_Your goal_:
Return a copy of each line that holds the string "heading".

_Dataset entries_:

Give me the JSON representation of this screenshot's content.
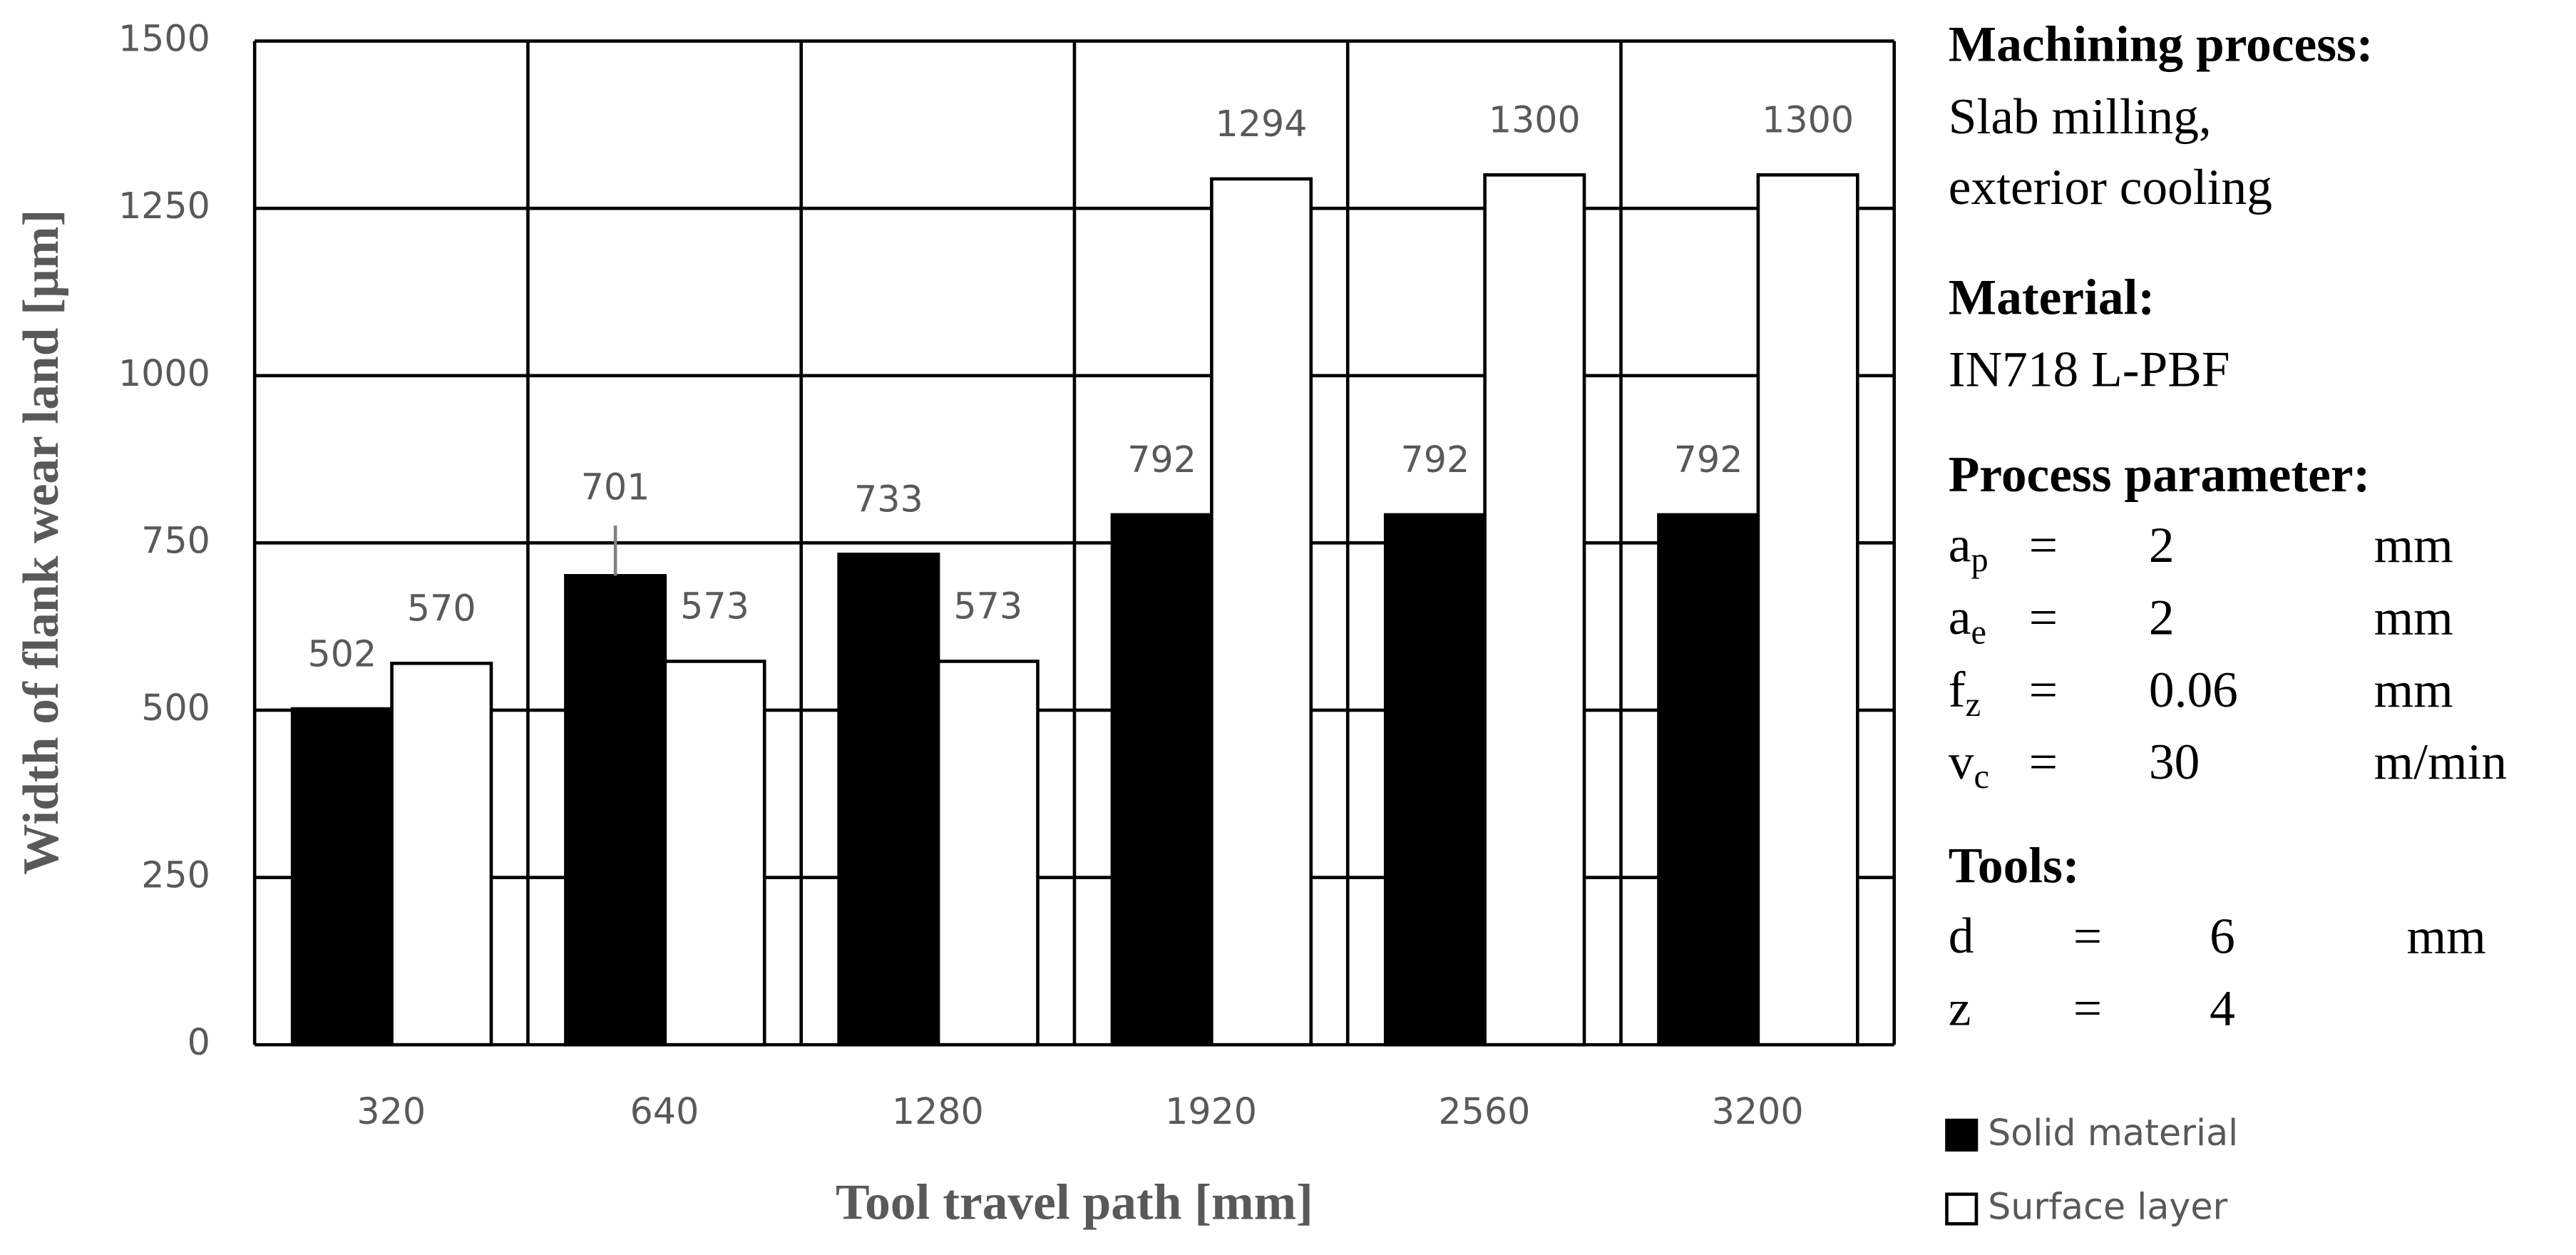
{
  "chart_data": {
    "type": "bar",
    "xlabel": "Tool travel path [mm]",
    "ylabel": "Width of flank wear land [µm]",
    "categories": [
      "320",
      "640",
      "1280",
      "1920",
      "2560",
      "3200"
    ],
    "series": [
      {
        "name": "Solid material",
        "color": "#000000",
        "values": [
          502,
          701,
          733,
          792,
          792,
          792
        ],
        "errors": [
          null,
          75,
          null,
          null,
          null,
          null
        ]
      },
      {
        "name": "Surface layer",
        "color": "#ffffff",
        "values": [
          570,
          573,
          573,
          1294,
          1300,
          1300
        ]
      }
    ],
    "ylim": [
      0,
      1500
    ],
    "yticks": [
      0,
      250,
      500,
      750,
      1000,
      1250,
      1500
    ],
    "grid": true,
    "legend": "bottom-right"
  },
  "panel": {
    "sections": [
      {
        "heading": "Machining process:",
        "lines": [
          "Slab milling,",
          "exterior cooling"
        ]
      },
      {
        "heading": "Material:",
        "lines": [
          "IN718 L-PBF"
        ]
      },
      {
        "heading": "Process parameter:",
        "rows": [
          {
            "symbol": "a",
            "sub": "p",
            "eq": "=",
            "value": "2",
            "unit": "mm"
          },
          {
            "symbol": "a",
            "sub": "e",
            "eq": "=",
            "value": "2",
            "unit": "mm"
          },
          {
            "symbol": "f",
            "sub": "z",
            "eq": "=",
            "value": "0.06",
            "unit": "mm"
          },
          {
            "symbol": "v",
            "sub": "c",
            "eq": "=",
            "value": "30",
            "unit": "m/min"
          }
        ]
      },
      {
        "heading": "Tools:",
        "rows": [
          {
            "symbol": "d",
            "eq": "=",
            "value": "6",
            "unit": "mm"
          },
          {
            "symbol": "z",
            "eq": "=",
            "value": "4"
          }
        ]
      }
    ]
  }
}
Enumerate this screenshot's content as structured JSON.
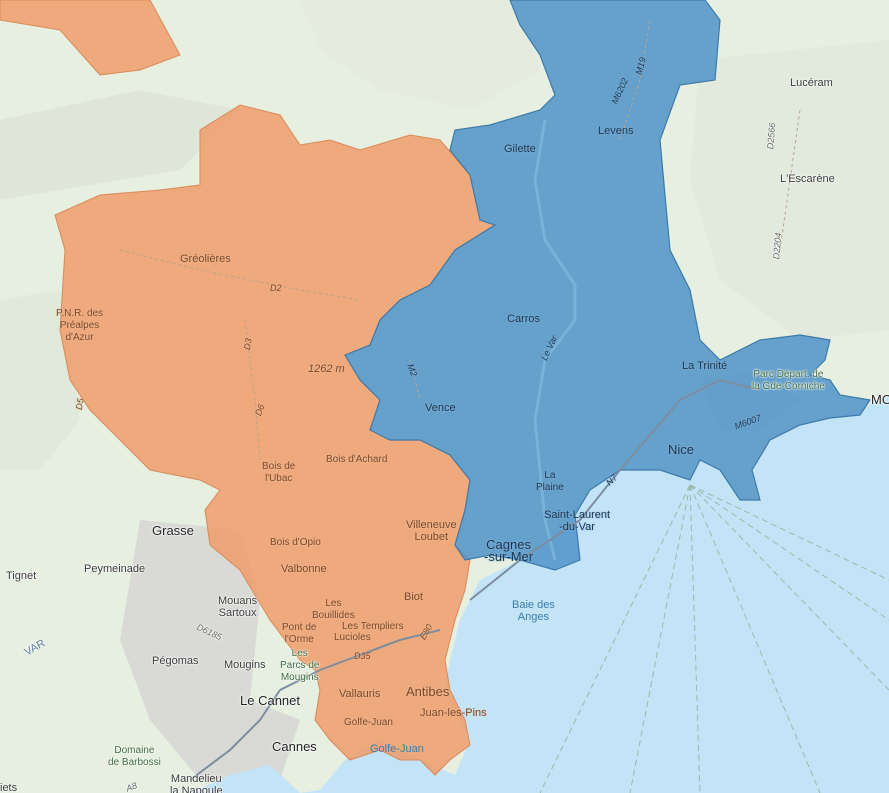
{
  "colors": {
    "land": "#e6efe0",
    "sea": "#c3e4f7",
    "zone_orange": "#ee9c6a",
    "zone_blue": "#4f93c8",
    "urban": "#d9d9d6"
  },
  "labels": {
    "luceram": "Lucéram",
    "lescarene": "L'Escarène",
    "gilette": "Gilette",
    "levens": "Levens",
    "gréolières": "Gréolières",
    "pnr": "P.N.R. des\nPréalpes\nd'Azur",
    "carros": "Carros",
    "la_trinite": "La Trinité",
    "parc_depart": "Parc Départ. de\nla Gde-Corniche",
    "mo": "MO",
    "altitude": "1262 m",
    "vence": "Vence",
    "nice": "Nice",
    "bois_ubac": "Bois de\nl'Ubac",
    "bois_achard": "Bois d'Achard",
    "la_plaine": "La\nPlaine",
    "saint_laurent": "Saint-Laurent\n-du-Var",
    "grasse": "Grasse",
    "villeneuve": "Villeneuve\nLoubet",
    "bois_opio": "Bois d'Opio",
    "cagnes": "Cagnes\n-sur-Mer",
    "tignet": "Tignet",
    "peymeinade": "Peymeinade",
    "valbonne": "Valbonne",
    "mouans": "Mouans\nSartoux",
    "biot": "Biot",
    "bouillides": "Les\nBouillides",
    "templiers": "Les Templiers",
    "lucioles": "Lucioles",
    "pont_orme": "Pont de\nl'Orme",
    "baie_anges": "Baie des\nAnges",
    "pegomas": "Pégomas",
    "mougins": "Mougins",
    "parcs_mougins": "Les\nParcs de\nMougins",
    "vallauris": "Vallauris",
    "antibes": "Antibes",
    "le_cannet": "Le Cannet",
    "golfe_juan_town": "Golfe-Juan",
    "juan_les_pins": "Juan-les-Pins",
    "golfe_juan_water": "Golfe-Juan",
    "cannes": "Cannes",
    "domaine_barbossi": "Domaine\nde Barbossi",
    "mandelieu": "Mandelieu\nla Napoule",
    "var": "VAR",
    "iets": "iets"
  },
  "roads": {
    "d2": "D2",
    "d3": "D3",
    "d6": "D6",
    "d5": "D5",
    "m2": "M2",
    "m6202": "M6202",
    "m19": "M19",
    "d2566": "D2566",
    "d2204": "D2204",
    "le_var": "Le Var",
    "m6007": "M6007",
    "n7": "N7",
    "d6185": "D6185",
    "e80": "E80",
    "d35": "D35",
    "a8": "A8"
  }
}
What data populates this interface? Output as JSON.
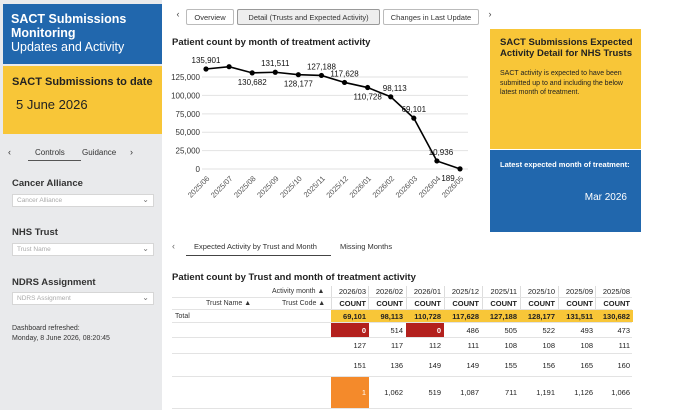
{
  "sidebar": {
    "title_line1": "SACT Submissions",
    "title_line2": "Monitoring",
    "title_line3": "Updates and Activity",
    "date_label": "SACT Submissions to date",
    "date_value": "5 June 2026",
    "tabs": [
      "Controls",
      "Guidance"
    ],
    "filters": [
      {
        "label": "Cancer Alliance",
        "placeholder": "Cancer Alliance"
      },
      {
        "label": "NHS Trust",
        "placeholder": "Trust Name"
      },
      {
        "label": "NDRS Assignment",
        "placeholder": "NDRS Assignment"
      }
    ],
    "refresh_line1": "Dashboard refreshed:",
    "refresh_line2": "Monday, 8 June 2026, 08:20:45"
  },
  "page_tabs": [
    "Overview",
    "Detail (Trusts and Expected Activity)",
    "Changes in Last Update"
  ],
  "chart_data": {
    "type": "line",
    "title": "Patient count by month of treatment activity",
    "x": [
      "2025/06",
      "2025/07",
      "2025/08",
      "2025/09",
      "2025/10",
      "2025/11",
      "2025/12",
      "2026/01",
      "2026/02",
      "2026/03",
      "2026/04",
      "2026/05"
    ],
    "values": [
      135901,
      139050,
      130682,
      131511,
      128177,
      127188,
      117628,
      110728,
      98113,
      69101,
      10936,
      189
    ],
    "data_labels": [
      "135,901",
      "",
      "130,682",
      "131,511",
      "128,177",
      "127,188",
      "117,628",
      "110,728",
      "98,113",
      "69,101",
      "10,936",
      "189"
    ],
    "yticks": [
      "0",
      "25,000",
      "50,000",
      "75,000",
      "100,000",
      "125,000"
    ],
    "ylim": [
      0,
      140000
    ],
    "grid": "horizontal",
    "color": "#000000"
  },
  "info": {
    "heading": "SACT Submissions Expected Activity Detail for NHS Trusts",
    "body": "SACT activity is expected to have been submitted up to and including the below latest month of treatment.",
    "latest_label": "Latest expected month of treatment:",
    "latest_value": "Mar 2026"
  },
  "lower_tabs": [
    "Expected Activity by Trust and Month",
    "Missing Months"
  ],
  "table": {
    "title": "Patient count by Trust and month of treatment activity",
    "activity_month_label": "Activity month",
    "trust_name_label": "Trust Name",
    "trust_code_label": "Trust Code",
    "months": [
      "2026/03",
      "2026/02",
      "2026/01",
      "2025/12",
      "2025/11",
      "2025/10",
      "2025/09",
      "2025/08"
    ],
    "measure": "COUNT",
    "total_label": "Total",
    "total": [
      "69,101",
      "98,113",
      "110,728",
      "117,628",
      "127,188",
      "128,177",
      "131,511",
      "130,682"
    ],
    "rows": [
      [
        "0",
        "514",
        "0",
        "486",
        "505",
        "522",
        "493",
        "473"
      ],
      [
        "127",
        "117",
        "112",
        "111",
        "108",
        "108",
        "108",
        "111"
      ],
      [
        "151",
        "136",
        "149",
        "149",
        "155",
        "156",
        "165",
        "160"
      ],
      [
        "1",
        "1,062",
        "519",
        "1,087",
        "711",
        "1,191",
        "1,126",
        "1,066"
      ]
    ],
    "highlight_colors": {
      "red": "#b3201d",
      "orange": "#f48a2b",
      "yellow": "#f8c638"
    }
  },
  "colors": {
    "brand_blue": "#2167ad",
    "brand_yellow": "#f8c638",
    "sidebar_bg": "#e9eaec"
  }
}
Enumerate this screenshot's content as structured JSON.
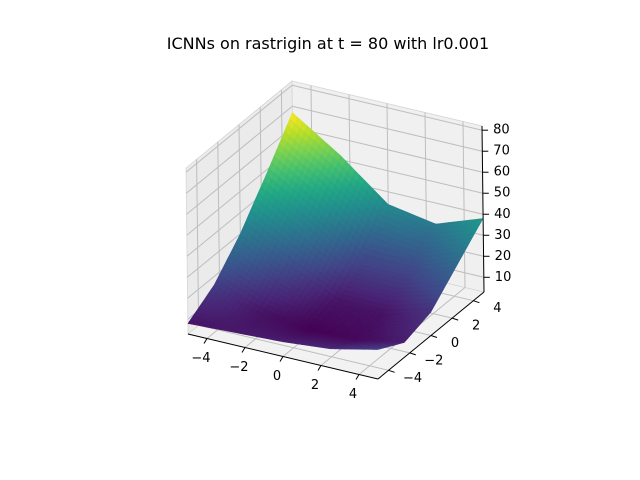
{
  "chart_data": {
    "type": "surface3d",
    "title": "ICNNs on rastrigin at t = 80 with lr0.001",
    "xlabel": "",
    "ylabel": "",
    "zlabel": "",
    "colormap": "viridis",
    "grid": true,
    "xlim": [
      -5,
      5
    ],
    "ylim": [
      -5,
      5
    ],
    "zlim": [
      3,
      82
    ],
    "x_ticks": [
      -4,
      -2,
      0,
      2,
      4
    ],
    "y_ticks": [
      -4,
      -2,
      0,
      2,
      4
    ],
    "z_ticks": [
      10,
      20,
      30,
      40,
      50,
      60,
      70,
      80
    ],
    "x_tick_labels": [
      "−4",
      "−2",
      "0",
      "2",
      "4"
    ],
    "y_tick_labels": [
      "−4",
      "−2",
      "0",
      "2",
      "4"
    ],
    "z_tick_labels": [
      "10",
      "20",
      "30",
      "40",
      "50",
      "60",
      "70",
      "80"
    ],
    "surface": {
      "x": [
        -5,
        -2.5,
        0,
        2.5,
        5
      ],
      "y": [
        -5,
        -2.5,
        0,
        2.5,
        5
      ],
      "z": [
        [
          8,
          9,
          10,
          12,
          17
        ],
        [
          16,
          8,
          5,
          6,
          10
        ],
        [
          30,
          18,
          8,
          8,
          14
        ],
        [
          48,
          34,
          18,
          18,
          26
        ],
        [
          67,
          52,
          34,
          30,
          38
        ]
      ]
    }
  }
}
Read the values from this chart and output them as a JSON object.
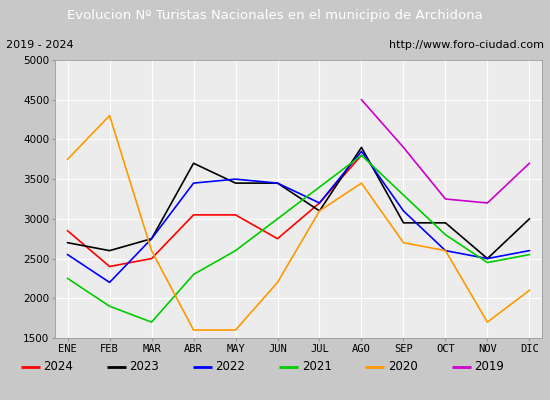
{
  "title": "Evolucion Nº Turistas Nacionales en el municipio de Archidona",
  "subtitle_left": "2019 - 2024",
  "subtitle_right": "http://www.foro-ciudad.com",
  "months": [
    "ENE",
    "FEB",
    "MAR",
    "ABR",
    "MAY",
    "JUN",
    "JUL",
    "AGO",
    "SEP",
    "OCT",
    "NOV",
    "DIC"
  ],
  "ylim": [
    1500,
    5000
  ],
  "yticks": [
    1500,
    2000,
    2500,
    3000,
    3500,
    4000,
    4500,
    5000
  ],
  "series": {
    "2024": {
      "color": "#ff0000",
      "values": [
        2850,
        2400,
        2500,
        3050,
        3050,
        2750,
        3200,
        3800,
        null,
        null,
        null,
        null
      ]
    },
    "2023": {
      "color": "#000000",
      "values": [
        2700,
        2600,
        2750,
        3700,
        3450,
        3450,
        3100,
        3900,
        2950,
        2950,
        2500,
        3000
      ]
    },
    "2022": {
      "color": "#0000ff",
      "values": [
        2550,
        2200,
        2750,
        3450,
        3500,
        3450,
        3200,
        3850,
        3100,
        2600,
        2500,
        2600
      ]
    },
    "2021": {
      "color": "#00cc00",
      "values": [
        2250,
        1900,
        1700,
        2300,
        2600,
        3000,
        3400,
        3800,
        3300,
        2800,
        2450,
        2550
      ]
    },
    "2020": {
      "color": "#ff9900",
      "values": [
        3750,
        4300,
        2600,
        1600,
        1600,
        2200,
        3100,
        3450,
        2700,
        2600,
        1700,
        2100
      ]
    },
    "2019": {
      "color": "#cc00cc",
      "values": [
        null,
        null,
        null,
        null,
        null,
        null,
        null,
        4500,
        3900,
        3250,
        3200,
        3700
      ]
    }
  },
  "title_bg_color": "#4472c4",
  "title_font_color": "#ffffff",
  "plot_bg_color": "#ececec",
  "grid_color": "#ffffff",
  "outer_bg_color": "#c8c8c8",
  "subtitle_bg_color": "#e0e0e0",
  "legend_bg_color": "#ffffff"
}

_The result_:
        "heading": "Machining process:",
        "heading": "Material:",
        "heading": "Process parameter:",
        "heading": "Tools:",
    "heading": "SACT Submissions Expected Activity Detail for NHS Trusts",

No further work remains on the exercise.